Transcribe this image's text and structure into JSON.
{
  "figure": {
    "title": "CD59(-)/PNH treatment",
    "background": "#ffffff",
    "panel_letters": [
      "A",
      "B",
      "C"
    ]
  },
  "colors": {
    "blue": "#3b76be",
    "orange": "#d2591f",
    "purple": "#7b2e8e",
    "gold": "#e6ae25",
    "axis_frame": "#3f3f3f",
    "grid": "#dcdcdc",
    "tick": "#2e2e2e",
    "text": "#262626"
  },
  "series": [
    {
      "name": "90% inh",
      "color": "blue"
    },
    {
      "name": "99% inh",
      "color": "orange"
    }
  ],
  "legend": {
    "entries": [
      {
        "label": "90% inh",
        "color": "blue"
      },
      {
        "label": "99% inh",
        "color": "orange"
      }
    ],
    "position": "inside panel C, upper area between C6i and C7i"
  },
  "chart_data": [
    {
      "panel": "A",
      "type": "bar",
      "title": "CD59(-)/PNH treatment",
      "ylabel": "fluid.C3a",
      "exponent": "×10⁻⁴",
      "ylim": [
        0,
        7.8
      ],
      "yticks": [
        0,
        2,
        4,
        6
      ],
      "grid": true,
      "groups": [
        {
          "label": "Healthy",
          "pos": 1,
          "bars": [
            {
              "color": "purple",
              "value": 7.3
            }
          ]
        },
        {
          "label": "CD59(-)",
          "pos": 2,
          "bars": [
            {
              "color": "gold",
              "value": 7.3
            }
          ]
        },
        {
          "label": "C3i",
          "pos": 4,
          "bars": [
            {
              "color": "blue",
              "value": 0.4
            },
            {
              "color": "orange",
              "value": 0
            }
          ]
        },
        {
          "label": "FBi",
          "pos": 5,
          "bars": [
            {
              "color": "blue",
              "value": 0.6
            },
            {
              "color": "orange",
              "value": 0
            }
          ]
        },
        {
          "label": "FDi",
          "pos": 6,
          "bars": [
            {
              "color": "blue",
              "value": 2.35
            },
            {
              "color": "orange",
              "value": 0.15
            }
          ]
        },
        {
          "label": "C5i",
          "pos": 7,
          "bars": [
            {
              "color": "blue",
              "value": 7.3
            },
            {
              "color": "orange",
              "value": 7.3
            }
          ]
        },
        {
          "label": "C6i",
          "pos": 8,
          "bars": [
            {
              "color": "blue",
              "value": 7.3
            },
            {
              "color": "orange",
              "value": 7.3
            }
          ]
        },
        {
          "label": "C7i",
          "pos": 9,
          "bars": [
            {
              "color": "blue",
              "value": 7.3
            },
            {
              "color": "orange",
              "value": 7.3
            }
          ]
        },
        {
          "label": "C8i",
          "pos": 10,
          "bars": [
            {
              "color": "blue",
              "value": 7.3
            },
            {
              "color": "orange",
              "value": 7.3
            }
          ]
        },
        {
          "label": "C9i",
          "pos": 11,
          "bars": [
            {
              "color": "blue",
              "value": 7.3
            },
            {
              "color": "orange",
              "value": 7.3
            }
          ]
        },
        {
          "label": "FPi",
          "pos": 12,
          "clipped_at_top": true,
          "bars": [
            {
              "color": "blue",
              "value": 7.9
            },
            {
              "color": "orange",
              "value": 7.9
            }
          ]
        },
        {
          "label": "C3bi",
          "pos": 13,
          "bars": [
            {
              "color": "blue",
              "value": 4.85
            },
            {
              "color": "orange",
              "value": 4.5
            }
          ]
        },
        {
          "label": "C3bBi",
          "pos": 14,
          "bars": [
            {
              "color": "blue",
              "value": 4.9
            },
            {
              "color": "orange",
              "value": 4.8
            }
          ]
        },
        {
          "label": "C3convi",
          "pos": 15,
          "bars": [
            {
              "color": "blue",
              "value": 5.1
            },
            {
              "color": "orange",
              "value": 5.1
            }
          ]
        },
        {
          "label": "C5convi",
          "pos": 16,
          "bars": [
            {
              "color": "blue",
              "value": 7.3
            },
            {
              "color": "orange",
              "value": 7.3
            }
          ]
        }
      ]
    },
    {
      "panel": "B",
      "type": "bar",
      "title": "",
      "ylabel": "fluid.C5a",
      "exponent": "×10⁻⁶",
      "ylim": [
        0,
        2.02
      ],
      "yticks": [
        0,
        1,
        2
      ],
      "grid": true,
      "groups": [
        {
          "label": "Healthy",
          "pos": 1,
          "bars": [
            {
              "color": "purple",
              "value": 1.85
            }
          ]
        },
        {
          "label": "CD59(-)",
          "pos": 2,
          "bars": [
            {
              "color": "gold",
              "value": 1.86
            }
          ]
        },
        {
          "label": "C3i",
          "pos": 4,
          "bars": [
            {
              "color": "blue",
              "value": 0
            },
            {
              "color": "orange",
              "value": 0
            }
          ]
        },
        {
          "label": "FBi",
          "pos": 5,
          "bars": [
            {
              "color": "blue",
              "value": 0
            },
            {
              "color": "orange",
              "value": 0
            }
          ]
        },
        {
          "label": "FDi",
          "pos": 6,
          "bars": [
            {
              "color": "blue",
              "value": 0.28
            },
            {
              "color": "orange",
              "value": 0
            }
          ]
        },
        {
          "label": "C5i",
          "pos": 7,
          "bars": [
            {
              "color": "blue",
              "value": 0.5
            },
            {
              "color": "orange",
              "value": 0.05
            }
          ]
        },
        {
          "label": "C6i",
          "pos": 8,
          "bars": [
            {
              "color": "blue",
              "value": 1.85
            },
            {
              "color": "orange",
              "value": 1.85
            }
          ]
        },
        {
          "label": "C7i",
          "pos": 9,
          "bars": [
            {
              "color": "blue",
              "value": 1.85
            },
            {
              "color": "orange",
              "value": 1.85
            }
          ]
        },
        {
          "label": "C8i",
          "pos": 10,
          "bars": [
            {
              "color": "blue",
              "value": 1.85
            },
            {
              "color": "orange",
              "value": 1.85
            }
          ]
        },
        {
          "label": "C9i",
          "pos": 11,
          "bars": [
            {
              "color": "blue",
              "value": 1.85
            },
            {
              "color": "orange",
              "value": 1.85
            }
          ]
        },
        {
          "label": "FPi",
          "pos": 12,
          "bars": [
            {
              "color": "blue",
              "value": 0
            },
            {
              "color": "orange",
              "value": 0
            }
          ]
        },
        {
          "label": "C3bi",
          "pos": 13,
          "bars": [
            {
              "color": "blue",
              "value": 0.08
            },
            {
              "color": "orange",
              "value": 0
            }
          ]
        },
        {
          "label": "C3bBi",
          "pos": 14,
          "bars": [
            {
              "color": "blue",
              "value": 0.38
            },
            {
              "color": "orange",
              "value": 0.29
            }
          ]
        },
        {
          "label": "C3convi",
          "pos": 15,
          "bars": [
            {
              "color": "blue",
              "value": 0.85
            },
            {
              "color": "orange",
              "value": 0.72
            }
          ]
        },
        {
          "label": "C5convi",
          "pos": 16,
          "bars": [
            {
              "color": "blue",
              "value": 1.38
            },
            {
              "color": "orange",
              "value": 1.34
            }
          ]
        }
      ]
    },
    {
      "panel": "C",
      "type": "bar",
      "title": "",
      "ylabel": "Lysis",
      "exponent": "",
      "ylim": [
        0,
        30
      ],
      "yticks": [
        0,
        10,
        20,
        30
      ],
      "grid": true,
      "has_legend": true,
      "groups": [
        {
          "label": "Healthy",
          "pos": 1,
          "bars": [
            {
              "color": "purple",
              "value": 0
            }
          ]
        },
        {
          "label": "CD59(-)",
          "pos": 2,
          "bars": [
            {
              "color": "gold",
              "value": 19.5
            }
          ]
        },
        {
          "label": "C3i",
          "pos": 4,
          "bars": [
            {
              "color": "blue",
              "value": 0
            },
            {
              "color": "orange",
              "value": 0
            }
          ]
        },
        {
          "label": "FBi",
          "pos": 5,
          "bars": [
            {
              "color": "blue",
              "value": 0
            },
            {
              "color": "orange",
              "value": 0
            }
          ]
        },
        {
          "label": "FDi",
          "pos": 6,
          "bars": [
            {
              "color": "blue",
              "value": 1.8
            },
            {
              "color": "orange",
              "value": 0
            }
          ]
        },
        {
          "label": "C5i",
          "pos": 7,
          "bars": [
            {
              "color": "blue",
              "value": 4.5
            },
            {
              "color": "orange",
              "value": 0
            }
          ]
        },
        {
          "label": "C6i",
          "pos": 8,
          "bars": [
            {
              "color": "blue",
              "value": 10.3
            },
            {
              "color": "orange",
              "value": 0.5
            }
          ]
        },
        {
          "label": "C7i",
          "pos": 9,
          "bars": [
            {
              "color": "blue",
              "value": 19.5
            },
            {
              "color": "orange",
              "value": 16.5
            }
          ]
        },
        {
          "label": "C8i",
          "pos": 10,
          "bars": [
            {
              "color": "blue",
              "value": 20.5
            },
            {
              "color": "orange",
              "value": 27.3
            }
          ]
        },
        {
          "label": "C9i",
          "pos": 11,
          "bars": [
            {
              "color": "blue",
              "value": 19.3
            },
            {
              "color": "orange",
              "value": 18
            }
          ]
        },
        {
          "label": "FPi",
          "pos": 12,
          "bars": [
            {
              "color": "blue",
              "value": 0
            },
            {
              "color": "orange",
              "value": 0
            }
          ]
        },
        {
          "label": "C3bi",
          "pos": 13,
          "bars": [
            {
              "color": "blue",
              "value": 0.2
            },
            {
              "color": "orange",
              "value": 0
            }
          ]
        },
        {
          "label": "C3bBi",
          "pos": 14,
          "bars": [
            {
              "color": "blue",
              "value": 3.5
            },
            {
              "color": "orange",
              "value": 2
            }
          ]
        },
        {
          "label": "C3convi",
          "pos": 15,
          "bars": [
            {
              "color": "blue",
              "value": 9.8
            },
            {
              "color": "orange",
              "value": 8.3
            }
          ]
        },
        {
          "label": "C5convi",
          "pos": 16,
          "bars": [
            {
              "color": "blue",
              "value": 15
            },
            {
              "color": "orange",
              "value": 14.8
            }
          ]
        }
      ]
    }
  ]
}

*-*-*

Looking at the material above, count the lines containing the string "text" and reply with the count alone.

- **Complete output**
2